(TASK STATEMENT) Please reproduce every record, keeping each one exactly as written.

##### PROVIDED DATA #####

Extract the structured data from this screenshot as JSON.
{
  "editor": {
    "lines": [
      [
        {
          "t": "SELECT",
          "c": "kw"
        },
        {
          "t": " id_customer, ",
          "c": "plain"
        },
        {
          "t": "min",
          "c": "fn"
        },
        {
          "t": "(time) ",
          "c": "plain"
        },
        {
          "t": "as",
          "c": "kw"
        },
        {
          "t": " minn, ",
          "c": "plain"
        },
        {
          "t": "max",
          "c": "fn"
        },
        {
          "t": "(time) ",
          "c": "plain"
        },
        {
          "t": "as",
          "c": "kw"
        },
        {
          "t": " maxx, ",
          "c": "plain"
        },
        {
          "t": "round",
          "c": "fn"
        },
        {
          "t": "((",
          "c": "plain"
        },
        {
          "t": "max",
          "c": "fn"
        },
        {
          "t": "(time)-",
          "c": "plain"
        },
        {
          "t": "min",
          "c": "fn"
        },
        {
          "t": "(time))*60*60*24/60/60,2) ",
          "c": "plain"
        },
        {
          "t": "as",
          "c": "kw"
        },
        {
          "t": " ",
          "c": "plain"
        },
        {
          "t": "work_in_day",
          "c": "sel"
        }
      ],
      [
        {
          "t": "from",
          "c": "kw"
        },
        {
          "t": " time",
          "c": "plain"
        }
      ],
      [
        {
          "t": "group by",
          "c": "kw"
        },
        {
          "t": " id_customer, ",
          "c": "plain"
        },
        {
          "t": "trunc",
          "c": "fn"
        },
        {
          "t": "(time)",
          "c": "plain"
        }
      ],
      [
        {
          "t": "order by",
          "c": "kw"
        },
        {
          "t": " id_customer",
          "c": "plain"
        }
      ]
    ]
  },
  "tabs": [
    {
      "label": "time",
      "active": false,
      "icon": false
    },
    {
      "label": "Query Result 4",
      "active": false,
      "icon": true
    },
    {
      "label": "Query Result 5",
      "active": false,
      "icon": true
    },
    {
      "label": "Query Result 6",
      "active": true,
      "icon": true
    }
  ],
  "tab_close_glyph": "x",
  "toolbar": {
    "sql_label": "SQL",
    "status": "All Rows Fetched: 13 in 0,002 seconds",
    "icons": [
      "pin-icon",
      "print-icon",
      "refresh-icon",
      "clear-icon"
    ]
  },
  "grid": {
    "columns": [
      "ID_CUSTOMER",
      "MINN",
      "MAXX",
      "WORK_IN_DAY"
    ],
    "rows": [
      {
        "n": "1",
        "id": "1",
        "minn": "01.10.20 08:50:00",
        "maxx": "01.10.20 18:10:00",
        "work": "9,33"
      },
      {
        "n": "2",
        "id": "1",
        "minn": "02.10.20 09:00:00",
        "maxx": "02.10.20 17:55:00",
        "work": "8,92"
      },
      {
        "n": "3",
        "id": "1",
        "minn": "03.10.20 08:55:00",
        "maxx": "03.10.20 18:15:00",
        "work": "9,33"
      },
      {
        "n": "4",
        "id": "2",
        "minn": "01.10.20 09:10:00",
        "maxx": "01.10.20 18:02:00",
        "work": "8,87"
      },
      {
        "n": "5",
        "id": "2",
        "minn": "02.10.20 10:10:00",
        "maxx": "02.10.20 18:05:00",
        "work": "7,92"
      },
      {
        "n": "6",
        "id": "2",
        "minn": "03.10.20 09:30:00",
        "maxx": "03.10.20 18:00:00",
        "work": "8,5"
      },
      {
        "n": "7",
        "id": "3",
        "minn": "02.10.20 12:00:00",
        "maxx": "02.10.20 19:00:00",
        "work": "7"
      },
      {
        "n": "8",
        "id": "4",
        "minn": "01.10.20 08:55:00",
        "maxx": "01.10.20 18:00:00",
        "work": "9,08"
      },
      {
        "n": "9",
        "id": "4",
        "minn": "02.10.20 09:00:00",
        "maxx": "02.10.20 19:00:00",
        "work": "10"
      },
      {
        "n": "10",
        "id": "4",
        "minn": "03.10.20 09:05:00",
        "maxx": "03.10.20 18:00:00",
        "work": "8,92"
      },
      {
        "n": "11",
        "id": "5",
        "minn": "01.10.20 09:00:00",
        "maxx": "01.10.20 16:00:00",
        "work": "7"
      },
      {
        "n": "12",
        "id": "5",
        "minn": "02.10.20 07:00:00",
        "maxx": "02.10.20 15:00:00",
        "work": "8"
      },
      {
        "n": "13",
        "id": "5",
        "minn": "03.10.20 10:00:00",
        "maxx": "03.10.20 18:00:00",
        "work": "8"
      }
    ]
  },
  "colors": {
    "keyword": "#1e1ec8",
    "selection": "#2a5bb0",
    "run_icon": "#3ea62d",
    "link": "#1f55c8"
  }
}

#####

(EXERCISE OUTPUT)
Extract the structured data from this screenshot as JSON.
{
  "editor": {
    "lines": [
      [
        {
          "t": "SELECT",
          "c": "kw"
        },
        {
          "t": " id_customer, ",
          "c": "plain"
        },
        {
          "t": "min",
          "c": "fn"
        },
        {
          "t": "(time) ",
          "c": "plain"
        },
        {
          "t": "as",
          "c": "kw"
        },
        {
          "t": " minn, ",
          "c": "plain"
        },
        {
          "t": "max",
          "c": "fn"
        },
        {
          "t": "(time) ",
          "c": "plain"
        },
        {
          "t": "as",
          "c": "kw"
        },
        {
          "t": " maxx, ",
          "c": "plain"
        },
        {
          "t": "round",
          "c": "fn"
        },
        {
          "t": "((",
          "c": "plain"
        },
        {
          "t": "max",
          "c": "fn"
        },
        {
          "t": "(time)-",
          "c": "plain"
        },
        {
          "t": "min",
          "c": "fn"
        },
        {
          "t": "(time))*60*60*24/60/60,2) ",
          "c": "plain"
        },
        {
          "t": "as",
          "c": "kw"
        },
        {
          "t": " ",
          "c": "plain"
        },
        {
          "t": "work_in_day",
          "c": "sel"
        }
      ],
      [
        {
          "t": "from",
          "c": "kw"
        },
        {
          "t": " time",
          "c": "plain"
        }
      ],
      [
        {
          "t": "group by",
          "c": "kw"
        },
        {
          "t": " id_customer, ",
          "c": "plain"
        },
        {
          "t": "trunc",
          "c": "fn"
        },
        {
          "t": "(time)",
          "c": "plain"
        }
      ],
      [
        {
          "t": "order by",
          "c": "kw"
        },
        {
          "t": " id_customer",
          "c": "plain"
        }
      ]
    ]
  },
  "tabs": [
    {
      "label": "time",
      "active": false,
      "icon": false
    },
    {
      "label": "Query Result 4",
      "active": false,
      "icon": true
    },
    {
      "label": "Query Result 5",
      "active": false,
      "icon": true
    },
    {
      "label": "Query Result 6",
      "active": true,
      "icon": true
    }
  ],
  "tab_close_glyph": "x",
  "toolbar": {
    "sql_label": "SQL",
    "status": "All Rows Fetched: 13 in 0,002 seconds",
    "icons": [
      "pin-icon",
      "print-icon",
      "refresh-icon",
      "clear-icon"
    ]
  },
  "grid": {
    "columns": [
      "ID_CUSTOMER",
      "MINN",
      "MAXX",
      "WORK_IN_DAY"
    ],
    "rows": [
      {
        "n": "1",
        "id": "1",
        "minn": "01.10.20 08:50:00",
        "maxx": "01.10.20 18:10:00",
        "work": "9,33"
      },
      {
        "n": "2",
        "id": "1",
        "minn": "02.10.20 09:00:00",
        "maxx": "02.10.20 17:55:00",
        "work": "8,92"
      },
      {
        "n": "3",
        "id": "1",
        "minn": "03.10.20 08:55:00",
        "maxx": "03.10.20 18:15:00",
        "work": "9,33"
      },
      {
        "n": "4",
        "id": "2",
        "minn": "01.10.20 09:10:00",
        "maxx": "01.10.20 18:02:00",
        "work": "8,87"
      },
      {
        "n": "5",
        "id": "2",
        "minn": "02.10.20 10:10:00",
        "maxx": "02.10.20 18:05:00",
        "work": "7,92"
      },
      {
        "n": "6",
        "id": "2",
        "minn": "03.10.20 09:30:00",
        "maxx": "03.10.20 18:00:00",
        "work": "8,5"
      },
      {
        "n": "7",
        "id": "3",
        "minn": "02.10.20 12:00:00",
        "maxx": "02.10.20 19:00:00",
        "work": "7"
      },
      {
        "n": "8",
        "id": "4",
        "minn": "01.10.20 08:55:00",
        "maxx": "01.10.20 18:00:00",
        "work": "9,08"
      },
      {
        "n": "9",
        "id": "4",
        "minn": "02.10.20 09:00:00",
        "maxx": "02.10.20 19:00:00",
        "work": "10"
      },
      {
        "n": "10",
        "id": "4",
        "minn": "03.10.20 09:05:00",
        "maxx": "03.10.20 18:00:00",
        "work": "8,92"
      },
      {
        "n": "11",
        "id": "5",
        "minn": "01.10.20 09:00:00",
        "maxx": "01.10.20 16:00:00",
        "work": "7"
      },
      {
        "n": "12",
        "id": "5",
        "minn": "02.10.20 07:00:00",
        "maxx": "02.10.20 15:00:00",
        "work": "8"
      },
      {
        "n": "13",
        "id": "5",
        "minn": "03.10.20 10:00:00",
        "maxx": "03.10.20 18:00:00",
        "work": "8"
      }
    ]
  },
  "colors": {
    "keyword": "#1e1ec8",
    "selection": "#2a5bb0",
    "run_icon": "#3ea62d",
    "link": "#1f55c8"
  }
}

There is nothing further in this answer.